**EXERCISE**
Pull out each line of the data that includes the word "this".

============================================================

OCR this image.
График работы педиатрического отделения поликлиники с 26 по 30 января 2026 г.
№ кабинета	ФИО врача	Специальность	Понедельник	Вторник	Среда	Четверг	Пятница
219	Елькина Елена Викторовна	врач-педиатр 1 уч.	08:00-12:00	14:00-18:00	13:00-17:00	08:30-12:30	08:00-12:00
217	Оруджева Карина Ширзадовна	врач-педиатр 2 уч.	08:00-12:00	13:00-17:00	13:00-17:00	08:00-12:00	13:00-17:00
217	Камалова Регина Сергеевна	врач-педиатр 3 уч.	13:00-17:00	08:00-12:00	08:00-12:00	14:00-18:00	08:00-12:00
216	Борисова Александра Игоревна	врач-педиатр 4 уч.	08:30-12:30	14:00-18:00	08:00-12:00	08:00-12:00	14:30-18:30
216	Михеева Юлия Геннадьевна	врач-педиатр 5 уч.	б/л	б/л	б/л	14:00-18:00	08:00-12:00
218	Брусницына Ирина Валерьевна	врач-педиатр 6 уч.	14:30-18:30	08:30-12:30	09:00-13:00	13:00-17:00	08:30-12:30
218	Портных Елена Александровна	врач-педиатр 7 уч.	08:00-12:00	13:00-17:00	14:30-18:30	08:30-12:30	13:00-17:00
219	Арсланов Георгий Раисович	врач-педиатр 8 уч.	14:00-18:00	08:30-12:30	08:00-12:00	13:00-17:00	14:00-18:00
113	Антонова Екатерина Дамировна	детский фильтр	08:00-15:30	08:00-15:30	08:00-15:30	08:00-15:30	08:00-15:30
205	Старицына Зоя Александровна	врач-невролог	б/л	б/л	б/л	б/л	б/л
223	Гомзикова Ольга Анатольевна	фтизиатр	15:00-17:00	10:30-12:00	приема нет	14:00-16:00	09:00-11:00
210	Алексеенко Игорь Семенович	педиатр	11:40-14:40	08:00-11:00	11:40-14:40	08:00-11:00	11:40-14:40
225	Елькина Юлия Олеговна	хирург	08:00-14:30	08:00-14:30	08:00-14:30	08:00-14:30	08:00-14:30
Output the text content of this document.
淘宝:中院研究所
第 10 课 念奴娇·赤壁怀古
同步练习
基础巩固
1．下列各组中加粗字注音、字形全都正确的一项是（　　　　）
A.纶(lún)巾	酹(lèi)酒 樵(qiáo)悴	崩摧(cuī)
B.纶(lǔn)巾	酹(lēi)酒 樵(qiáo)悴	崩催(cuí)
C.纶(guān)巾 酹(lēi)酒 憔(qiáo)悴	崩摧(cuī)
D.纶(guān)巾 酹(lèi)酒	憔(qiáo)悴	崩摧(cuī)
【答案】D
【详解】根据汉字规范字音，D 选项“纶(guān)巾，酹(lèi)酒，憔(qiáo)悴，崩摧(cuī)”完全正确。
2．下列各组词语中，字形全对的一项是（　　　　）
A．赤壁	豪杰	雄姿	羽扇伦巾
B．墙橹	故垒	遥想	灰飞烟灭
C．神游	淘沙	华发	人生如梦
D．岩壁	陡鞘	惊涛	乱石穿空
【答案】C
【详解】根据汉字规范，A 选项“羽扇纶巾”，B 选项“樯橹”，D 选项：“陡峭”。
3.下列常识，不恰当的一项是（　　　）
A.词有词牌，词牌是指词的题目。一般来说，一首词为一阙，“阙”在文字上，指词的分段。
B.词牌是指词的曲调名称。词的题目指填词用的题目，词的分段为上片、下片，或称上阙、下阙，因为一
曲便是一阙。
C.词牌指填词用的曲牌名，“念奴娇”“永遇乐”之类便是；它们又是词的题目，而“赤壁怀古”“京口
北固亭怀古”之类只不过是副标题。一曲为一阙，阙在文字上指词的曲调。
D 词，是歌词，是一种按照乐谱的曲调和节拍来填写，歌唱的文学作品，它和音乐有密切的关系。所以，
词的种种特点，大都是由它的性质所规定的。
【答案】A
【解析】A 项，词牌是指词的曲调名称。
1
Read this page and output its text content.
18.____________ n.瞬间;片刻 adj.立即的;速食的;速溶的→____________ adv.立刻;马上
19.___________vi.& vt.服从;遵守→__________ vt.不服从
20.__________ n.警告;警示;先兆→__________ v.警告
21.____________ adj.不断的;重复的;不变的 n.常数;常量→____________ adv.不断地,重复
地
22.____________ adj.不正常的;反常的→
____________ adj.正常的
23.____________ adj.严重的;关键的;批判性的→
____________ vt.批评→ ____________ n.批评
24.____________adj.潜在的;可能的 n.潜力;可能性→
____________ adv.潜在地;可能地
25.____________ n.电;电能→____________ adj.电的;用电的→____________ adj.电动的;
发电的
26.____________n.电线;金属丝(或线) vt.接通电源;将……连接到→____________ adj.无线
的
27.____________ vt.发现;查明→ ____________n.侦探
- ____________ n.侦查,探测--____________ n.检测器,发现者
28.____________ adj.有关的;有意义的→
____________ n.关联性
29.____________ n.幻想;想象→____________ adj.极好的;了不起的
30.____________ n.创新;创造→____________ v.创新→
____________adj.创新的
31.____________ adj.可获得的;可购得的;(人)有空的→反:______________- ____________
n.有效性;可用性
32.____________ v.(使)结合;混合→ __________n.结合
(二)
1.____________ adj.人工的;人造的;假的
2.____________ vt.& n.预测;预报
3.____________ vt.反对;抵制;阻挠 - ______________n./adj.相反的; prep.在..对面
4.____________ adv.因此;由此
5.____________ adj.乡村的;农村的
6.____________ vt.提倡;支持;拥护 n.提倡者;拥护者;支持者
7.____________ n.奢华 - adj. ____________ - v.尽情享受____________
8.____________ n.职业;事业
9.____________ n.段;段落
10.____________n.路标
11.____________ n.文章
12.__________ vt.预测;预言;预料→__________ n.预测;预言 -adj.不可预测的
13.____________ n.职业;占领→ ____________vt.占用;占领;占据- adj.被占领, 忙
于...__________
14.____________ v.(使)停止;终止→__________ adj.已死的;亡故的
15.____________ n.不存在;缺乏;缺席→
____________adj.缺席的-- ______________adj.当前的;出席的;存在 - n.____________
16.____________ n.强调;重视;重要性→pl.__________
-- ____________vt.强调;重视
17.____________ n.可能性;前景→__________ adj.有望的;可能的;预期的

============================================================

**COMPLETE OUTPUT**
OCR this image.
Output the text content of this document.
Read this page and output its text content.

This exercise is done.